#### Instructions for the task:
Gather every line from the entries below that includes "Period".

Stored data
↓↓↓
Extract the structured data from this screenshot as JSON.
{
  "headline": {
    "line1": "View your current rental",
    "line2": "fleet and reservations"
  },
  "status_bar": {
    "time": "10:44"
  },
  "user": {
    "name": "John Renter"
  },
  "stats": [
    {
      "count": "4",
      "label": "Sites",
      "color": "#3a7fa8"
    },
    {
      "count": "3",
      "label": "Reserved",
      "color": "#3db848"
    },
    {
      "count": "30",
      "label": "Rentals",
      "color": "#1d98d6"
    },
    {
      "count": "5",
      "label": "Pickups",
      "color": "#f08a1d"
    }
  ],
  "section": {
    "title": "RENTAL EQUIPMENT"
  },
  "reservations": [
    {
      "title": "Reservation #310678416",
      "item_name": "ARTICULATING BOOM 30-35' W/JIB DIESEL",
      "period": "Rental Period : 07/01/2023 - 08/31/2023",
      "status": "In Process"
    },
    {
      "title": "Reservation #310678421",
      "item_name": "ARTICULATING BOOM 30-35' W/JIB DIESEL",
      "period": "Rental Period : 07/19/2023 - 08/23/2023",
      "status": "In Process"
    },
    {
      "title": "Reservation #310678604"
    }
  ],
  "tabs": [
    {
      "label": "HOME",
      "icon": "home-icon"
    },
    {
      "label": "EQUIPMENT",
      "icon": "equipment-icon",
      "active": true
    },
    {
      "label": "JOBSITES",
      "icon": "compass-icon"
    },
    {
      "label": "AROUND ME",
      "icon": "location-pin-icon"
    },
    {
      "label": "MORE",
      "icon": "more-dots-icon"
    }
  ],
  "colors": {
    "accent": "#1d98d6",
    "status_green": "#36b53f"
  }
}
↑↑↑
#### The response:
      "period": "Rental Period : 07/01/2023 - 08/31/2023",
      "period": "Rental Period : 07/19/2023 - 08/23/2023",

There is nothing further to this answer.